[START]

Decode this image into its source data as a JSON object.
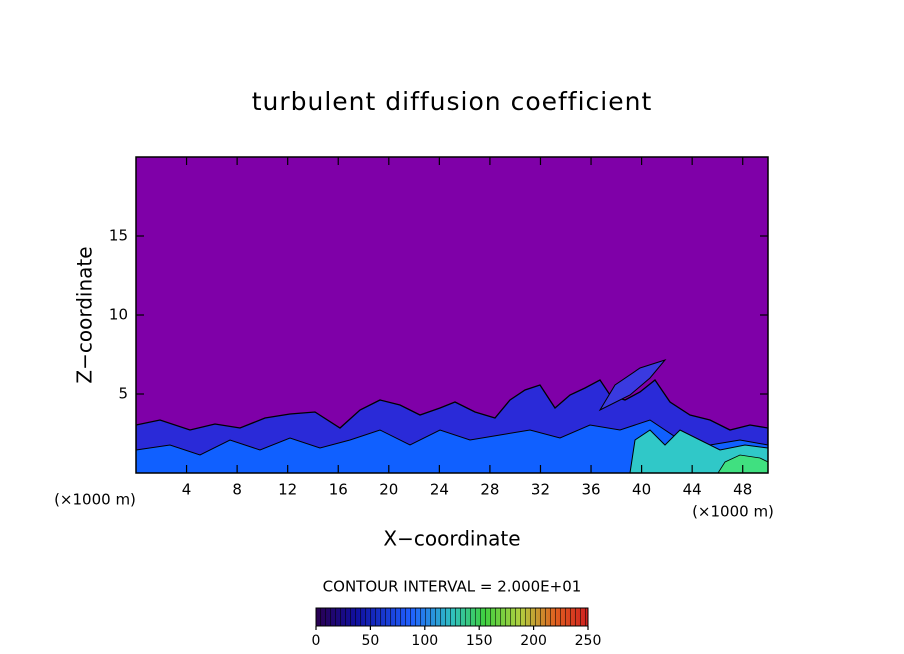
{
  "chart_data": {
    "type": "contour",
    "title": "turbulent diffusion coefficient",
    "x_label": "X−coordinate",
    "y_label": "Z−coordinate",
    "x_unit": "(×1000 m)",
    "contour_interval_label": "CONTOUR INTERVAL = 2.000E+01",
    "xlim": [
      0,
      50
    ],
    "xticks": [
      4,
      8,
      12,
      16,
      20,
      24,
      28,
      32,
      36,
      40,
      44,
      48
    ],
    "ylim": [
      0,
      20
    ],
    "yticks": [
      5,
      10,
      15
    ],
    "colorbar": {
      "lim": [
        0,
        250
      ],
      "ticks": [
        0,
        50,
        100,
        150,
        200,
        250
      ]
    }
  }
}
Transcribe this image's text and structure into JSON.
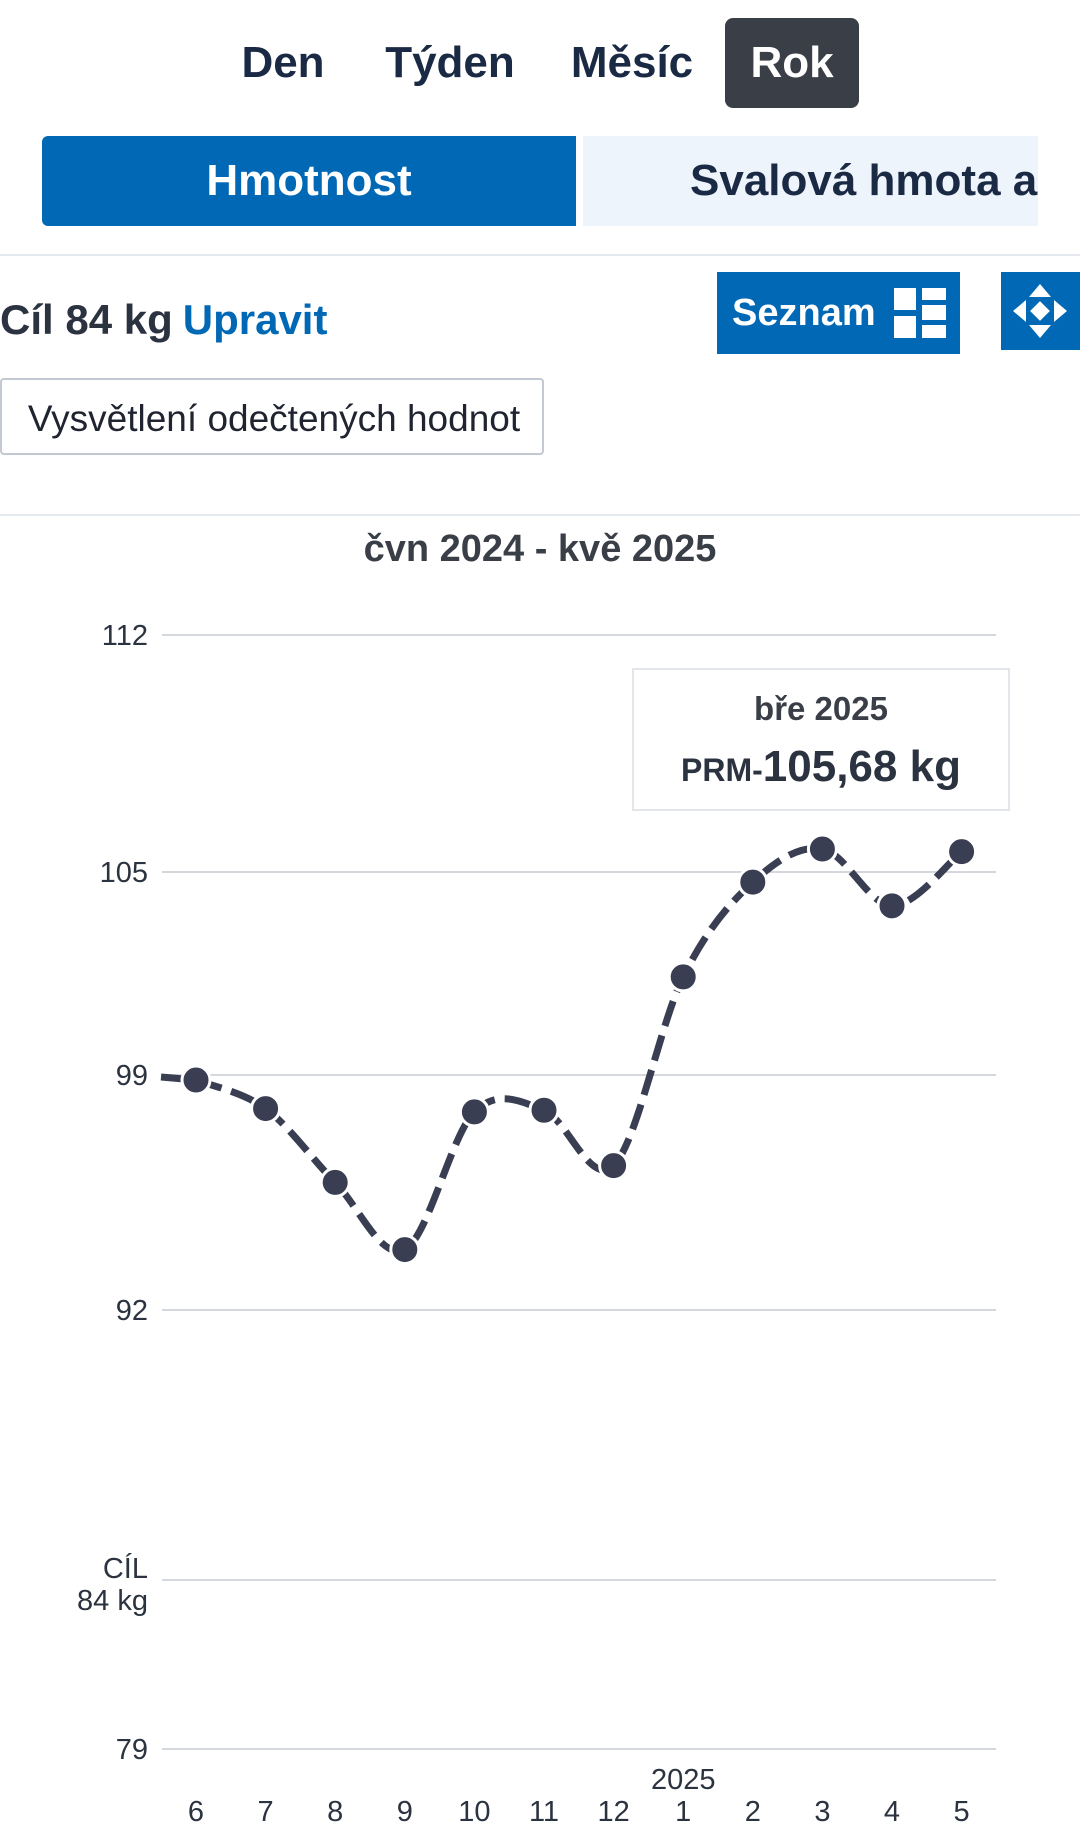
{
  "period_tabs": [
    {
      "label": "Den"
    },
    {
      "label": "Týden"
    },
    {
      "label": "Měsíc"
    },
    {
      "label": "Rok",
      "active": true
    }
  ],
  "metric_tabs": [
    {
      "label": "Hmotnost",
      "active": true
    },
    {
      "label": "Svalová hmota a tuk"
    }
  ],
  "goal": {
    "text": "Cíl 84 kg",
    "edit_label": "Upravit"
  },
  "list_button": {
    "label": "Seznam",
    "icon": "grid-view-icon"
  },
  "move_button": {
    "icon": "move-arrows-icon"
  },
  "explain_button": {
    "label": "Vysvětlení odečtených hodnot"
  },
  "colors": {
    "accent": "#0068b5",
    "active_tab": "#3a3f47",
    "line": "#3a3e52",
    "grid": "#d4d7dc"
  },
  "tooltip": {
    "date": "bře 2025",
    "prefix": "PRM-",
    "value": "105,68 kg"
  },
  "chart_data": {
    "type": "line",
    "title": "čvn 2024 - kvě 2025",
    "categories": [
      "6",
      "7",
      "8",
      "9",
      "10",
      "11",
      "12",
      "1",
      "2",
      "3",
      "4",
      "5"
    ],
    "year_label": "2025",
    "values": [
      98.85,
      98.0,
      95.8,
      93.8,
      97.9,
      97.95,
      96.3,
      101.9,
      104.7,
      105.68,
      104.0,
      105.6
    ],
    "y_ticks": [
      {
        "value": 112,
        "label": "112"
      },
      {
        "value": 105,
        "label": "105"
      },
      {
        "value": 99,
        "label": "99"
      },
      {
        "value": 92,
        "label": "92"
      },
      {
        "value": 79,
        "label": "79"
      }
    ],
    "goal": {
      "value": 84,
      "label_top": "CÍL",
      "label_bottom": "84 kg"
    },
    "ylim": [
      79,
      112
    ],
    "y_scale": "piecewise",
    "highlighted_index": 9,
    "grid": true
  }
}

[END]

SHORT TASK: Your task is to transcribe all of the records precisely, with no images included.

THE ANSWER:
Decode this image into its source data as a JSON object.
{
  "chart_data": {
    "type": "contour",
    "title": "turbulent diffusion coefficient",
    "x_label": "X−coordinate",
    "y_label": "Z−coordinate",
    "x_unit": "(×1000 m)",
    "contour_interval_label": "CONTOUR INTERVAL = 2.000E+01",
    "xlim": [
      0,
      50
    ],
    "xticks": [
      4,
      8,
      12,
      16,
      20,
      24,
      28,
      32,
      36,
      40,
      44,
      48
    ],
    "ylim": [
      0,
      20
    ],
    "yticks": [
      5,
      10,
      15
    ],
    "colorbar": {
      "lim": [
        0,
        250
      ],
      "ticks": [
        0,
        50,
        100,
        150,
        200,
        250
      ]
    }
  }
}
Transcribe this image's text and structure into JSON.
{
  "period_tabs": [
    {
      "label": "Den"
    },
    {
      "label": "Týden"
    },
    {
      "label": "Měsíc"
    },
    {
      "label": "Rok",
      "active": true
    }
  ],
  "metric_tabs": [
    {
      "label": "Hmotnost",
      "active": true
    },
    {
      "label": "Svalová hmota a tuk"
    }
  ],
  "goal": {
    "text": "Cíl 84 kg",
    "edit_label": "Upravit"
  },
  "list_button": {
    "label": "Seznam",
    "icon": "grid-view-icon"
  },
  "move_button": {
    "icon": "move-arrows-icon"
  },
  "explain_button": {
    "label": "Vysvětlení odečtených hodnot"
  },
  "colors": {
    "accent": "#0068b5",
    "active_tab": "#3a3f47",
    "line": "#3a3e52",
    "grid": "#d4d7dc"
  },
  "tooltip": {
    "date": "bře 2025",
    "prefix": "PRM-",
    "value": "105,68 kg"
  },
  "chart_data": {
    "type": "line",
    "title": "čvn 2024 - kvě 2025",
    "categories": [
      "6",
      "7",
      "8",
      "9",
      "10",
      "11",
      "12",
      "1",
      "2",
      "3",
      "4",
      "5"
    ],
    "year_label": "2025",
    "values": [
      98.85,
      98.0,
      95.8,
      93.8,
      97.9,
      97.95,
      96.3,
      101.9,
      104.7,
      105.68,
      104.0,
      105.6
    ],
    "y_ticks": [
      {
        "value": 112,
        "label": "112"
      },
      {
        "value": 105,
        "label": "105"
      },
      {
        "value": 99,
        "label": "99"
      },
      {
        "value": 92,
        "label": "92"
      },
      {
        "value": 79,
        "label": "79"
      }
    ],
    "goal": {
      "value": 84,
      "label_top": "CÍL",
      "label_bottom": "84 kg"
    },
    "ylim": [
      79,
      112
    ],
    "y_scale": "piecewise",
    "highlighted_index": 9,
    "grid": true
  }
}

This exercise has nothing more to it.